(Written exercise): Copy out each line of the material below with no changes.

(Given data):

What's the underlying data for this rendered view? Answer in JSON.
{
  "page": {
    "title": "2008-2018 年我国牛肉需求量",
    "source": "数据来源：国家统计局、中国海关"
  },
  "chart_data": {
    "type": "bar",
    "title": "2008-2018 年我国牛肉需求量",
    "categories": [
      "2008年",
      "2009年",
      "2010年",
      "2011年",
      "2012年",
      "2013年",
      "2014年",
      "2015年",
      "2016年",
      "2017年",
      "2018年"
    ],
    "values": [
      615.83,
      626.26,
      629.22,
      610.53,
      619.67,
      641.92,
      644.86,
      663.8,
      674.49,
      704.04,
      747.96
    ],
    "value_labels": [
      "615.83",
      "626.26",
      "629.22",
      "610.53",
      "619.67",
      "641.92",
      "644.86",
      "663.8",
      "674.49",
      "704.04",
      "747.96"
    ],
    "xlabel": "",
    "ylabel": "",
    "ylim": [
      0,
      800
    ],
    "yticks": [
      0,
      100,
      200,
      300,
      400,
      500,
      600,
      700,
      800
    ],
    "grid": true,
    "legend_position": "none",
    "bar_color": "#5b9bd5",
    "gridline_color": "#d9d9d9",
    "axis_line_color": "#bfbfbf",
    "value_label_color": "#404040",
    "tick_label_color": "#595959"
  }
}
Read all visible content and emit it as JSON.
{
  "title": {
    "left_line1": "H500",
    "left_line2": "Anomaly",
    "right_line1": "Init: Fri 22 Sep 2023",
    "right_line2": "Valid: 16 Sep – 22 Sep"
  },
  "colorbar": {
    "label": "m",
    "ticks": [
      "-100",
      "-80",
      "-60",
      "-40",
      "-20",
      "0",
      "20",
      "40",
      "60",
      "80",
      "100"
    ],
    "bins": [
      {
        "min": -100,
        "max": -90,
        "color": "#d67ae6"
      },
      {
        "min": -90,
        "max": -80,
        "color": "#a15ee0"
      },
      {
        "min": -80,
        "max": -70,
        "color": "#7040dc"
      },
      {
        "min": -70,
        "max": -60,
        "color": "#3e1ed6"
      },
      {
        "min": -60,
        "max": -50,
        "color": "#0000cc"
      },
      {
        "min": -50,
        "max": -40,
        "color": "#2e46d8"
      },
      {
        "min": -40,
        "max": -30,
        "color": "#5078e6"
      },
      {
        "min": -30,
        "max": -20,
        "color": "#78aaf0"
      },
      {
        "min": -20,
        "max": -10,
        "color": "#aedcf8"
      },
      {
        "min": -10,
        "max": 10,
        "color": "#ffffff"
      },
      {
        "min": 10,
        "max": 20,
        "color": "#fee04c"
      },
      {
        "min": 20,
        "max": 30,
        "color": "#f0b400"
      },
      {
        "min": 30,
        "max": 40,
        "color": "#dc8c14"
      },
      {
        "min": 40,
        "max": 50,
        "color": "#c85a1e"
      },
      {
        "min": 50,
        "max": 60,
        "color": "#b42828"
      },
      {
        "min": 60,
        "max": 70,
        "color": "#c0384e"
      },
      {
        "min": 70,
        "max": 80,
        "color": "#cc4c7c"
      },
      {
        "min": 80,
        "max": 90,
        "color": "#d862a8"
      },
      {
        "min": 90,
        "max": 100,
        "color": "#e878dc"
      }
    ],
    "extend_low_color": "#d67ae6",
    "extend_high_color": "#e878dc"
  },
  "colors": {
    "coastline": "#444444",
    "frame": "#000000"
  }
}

(Response):
What's the underlying data for this rendered view? Answer in JSON.
{
  "page": {
    "title": "2008-2018 年我国牛肉需求量",
    "source": "数据来源：国家统计局、中国海关"
  },
  "chart_data": {
    "type": "bar",
    "title": "2008-2018 年我国牛肉需求量",
    "categories": [
      "2008年",
      "2009年",
      "2010年",
      "2011年",
      "2012年",
      "2013年",
      "2014年",
      "2015年",
      "2016年",
      "2017年",
      "2018年"
    ],
    "values": [
      615.83,
      626.26,
      629.22,
      610.53,
      619.67,
      641.92,
      644.86,
      663.8,
      674.49,
      704.04,
      747.96
    ],
    "value_labels": [
      "615.83",
      "626.26",
      "629.22",
      "610.53",
      "619.67",
      "641.92",
      "644.86",
      "663.8",
      "674.49",
      "704.04",
      "747.96"
    ],
    "xlabel": "",
    "ylabel": "",
    "ylim": [
      0,
      800
    ],
    "yticks": [
      0,
      100,
      200,
      300,
      400,
      500,
      600,
      700,
      800
    ],
    "grid": true,
    "legend_position": "none",
    "bar_color": "#5b9bd5",
    "gridline_color": "#d9d9d9",
    "axis_line_color": "#bfbfbf",
    "value_label_color": "#404040",
    "tick_label_color": "#595959"
  }
}
Read all visible content and emit it as JSON.
{
  "title": {
    "left_line1": "H500",
    "left_line2": "Anomaly",
    "right_line1": "Init: Fri 22 Sep 2023",
    "right_line2": "Valid: 16 Sep – 22 Sep"
  },
  "colorbar": {
    "label": "m",
    "ticks": [
      "-100",
      "-80",
      "-60",
      "-40",
      "-20",
      "0",
      "20",
      "40",
      "60",
      "80",
      "100"
    ],
    "bins": [
      {
        "min": -100,
        "max": -90,
        "color": "#d67ae6"
      },
      {
        "min": -90,
        "max": -80,
        "color": "#a15ee0"
      },
      {
        "min": -80,
        "max": -70,
        "color": "#7040dc"
      },
      {
        "min": -70,
        "max": -60,
        "color": "#3e1ed6"
      },
      {
        "min": -60,
        "max": -50,
        "color": "#0000cc"
      },
      {
        "min": -50,
        "max": -40,
        "color": "#2e46d8"
      },
      {
        "min": -40,
        "max": -30,
        "color": "#5078e6"
      },
      {
        "min": -30,
        "max": -20,
        "color": "#78aaf0"
      },
      {
        "min": -20,
        "max": -10,
        "color": "#aedcf8"
      },
      {
        "min": -10,
        "max": 10,
        "color": "#ffffff"
      },
      {
        "min": 10,
        "max": 20,
        "color": "#fee04c"
      },
      {
        "min": 20,
        "max": 30,
        "color": "#f0b400"
      },
      {
        "min": 30,
        "max": 40,
        "color": "#dc8c14"
      },
      {
        "min": 40,
        "max": 50,
        "color": "#c85a1e"
      },
      {
        "min": 50,
        "max": 60,
        "color": "#b42828"
      },
      {
        "min": 60,
        "max": 70,
        "color": "#c0384e"
      },
      {
        "min": 70,
        "max": 80,
        "color": "#cc4c7c"
      },
      {
        "min": 80,
        "max": 90,
        "color": "#d862a8"
      },
      {
        "min": 90,
        "max": 100,
        "color": "#e878dc"
      }
    ],
    "extend_low_color": "#d67ae6",
    "extend_high_color": "#e878dc"
  },
  "colors": {
    "coastline": "#444444",
    "frame": "#000000"
  }
}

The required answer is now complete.